__Your instructions__: Copy all the entries below exactly, but not the pictures.

Excerpt from a dataset
=======
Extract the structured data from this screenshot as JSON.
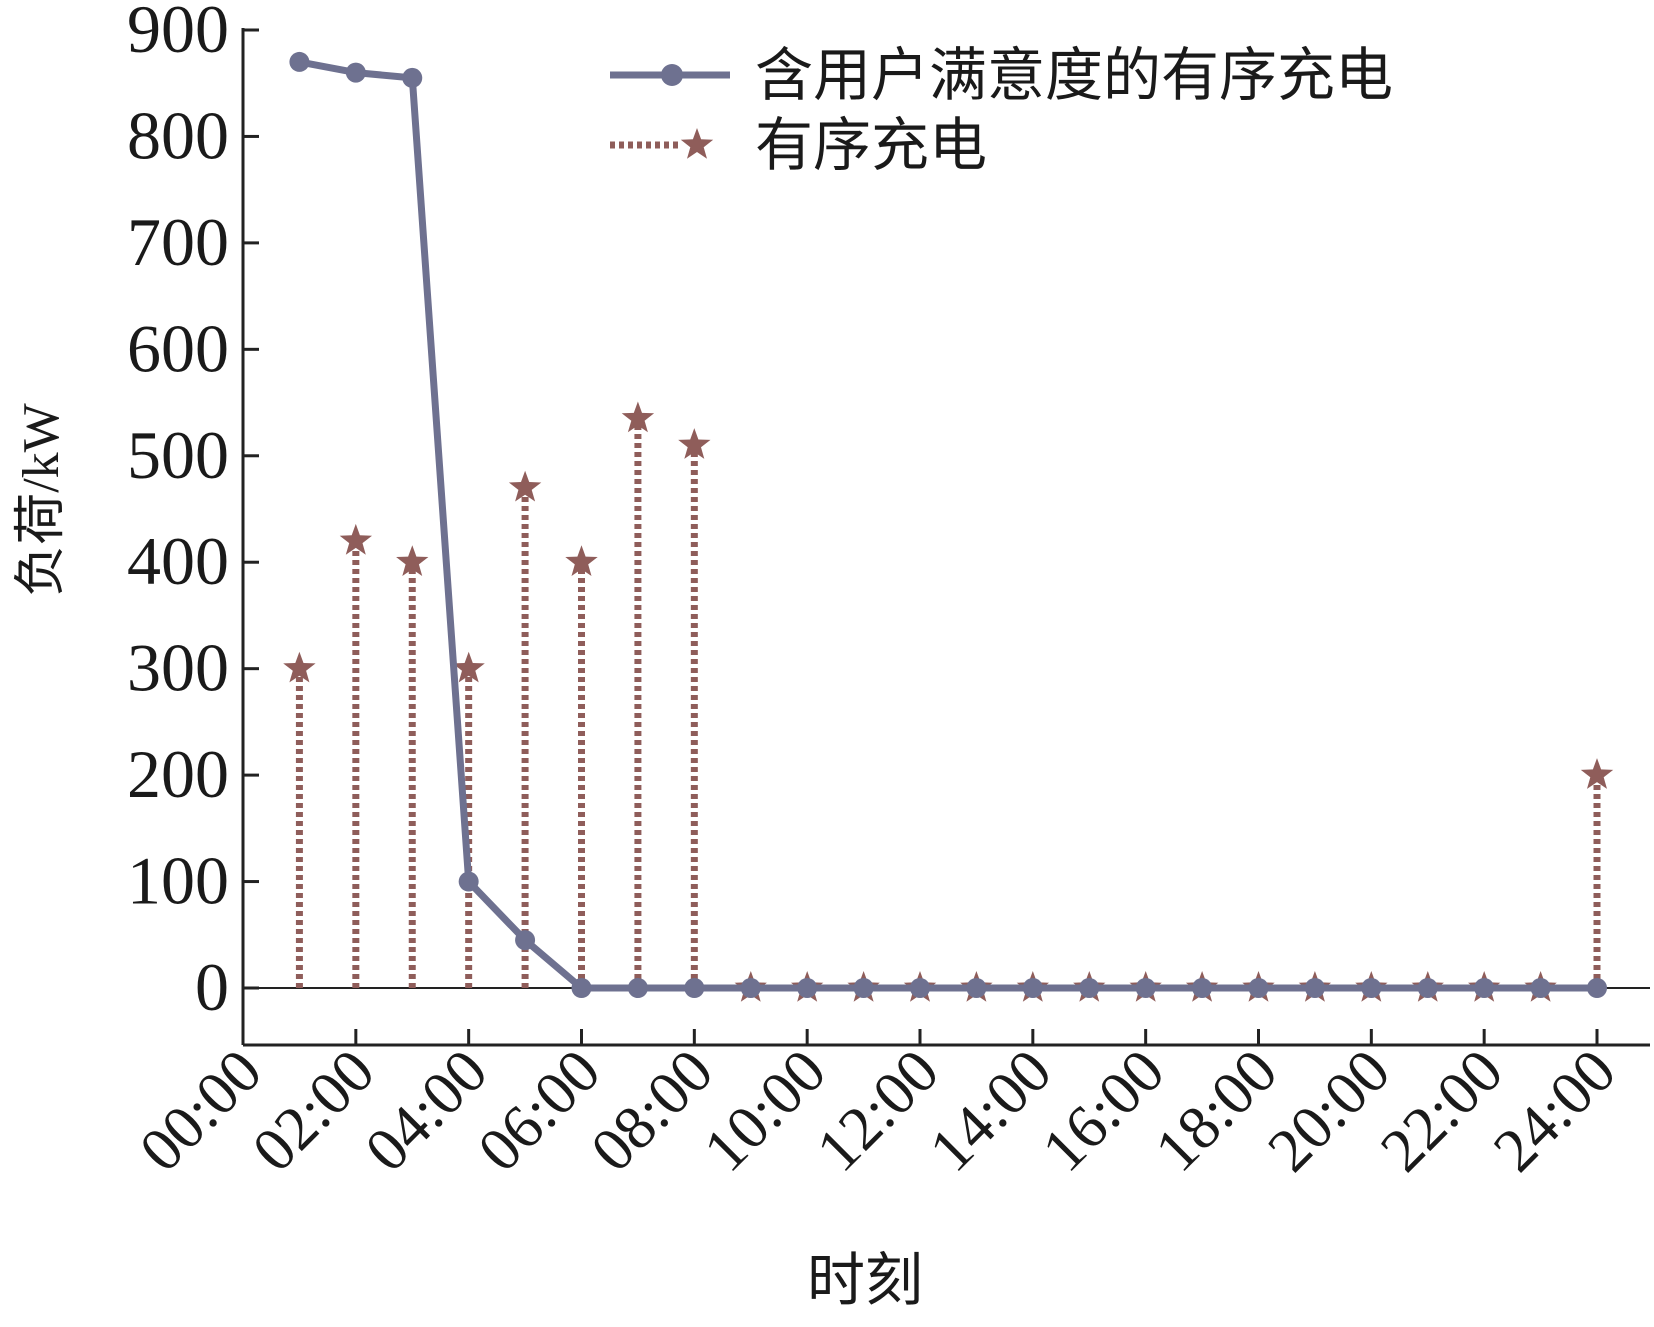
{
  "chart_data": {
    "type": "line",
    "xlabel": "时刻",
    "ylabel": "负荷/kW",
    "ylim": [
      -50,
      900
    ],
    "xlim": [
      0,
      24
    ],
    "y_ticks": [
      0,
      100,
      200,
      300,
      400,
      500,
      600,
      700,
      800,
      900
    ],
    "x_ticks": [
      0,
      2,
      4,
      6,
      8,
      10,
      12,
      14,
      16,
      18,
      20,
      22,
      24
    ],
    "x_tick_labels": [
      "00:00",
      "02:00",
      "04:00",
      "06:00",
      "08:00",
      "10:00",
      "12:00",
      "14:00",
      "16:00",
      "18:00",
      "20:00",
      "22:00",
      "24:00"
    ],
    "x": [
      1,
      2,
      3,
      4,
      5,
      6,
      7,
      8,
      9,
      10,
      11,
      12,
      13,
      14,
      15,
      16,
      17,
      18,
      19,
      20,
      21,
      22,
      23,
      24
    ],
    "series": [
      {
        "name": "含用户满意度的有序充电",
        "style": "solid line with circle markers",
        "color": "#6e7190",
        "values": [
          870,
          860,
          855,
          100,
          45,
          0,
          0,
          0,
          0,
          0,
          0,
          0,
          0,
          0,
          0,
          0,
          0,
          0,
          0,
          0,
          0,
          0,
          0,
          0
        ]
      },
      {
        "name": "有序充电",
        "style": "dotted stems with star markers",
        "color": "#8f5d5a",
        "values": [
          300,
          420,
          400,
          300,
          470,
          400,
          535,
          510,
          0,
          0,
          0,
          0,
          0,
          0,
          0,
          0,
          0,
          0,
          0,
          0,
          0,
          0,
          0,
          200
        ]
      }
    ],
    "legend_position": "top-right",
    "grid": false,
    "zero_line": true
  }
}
=======
__Written response__:
Extract the structured data from this screenshot as JSON.
{
  "chart_data": {
    "type": "line",
    "xlabel": "时刻",
    "ylabel": "负荷/kW",
    "ylim": [
      -50,
      900
    ],
    "xlim": [
      0,
      24
    ],
    "y_ticks": [
      0,
      100,
      200,
      300,
      400,
      500,
      600,
      700,
      800,
      900
    ],
    "x_ticks": [
      0,
      2,
      4,
      6,
      8,
      10,
      12,
      14,
      16,
      18,
      20,
      22,
      24
    ],
    "x_tick_labels": [
      "00:00",
      "02:00",
      "04:00",
      "06:00",
      "08:00",
      "10:00",
      "12:00",
      "14:00",
      "16:00",
      "18:00",
      "20:00",
      "22:00",
      "24:00"
    ],
    "x": [
      1,
      2,
      3,
      4,
      5,
      6,
      7,
      8,
      9,
      10,
      11,
      12,
      13,
      14,
      15,
      16,
      17,
      18,
      19,
      20,
      21,
      22,
      23,
      24
    ],
    "series": [
      {
        "name": "含用户满意度的有序充电",
        "style": "solid line with circle markers",
        "color": "#6e7190",
        "values": [
          870,
          860,
          855,
          100,
          45,
          0,
          0,
          0,
          0,
          0,
          0,
          0,
          0,
          0,
          0,
          0,
          0,
          0,
          0,
          0,
          0,
          0,
          0,
          0
        ]
      },
      {
        "name": "有序充电",
        "style": "dotted stems with star markers",
        "color": "#8f5d5a",
        "values": [
          300,
          420,
          400,
          300,
          470,
          400,
          535,
          510,
          0,
          0,
          0,
          0,
          0,
          0,
          0,
          0,
          0,
          0,
          0,
          0,
          0,
          0,
          0,
          200
        ]
      }
    ],
    "legend_position": "top-right",
    "grid": false,
    "zero_line": true
  }
}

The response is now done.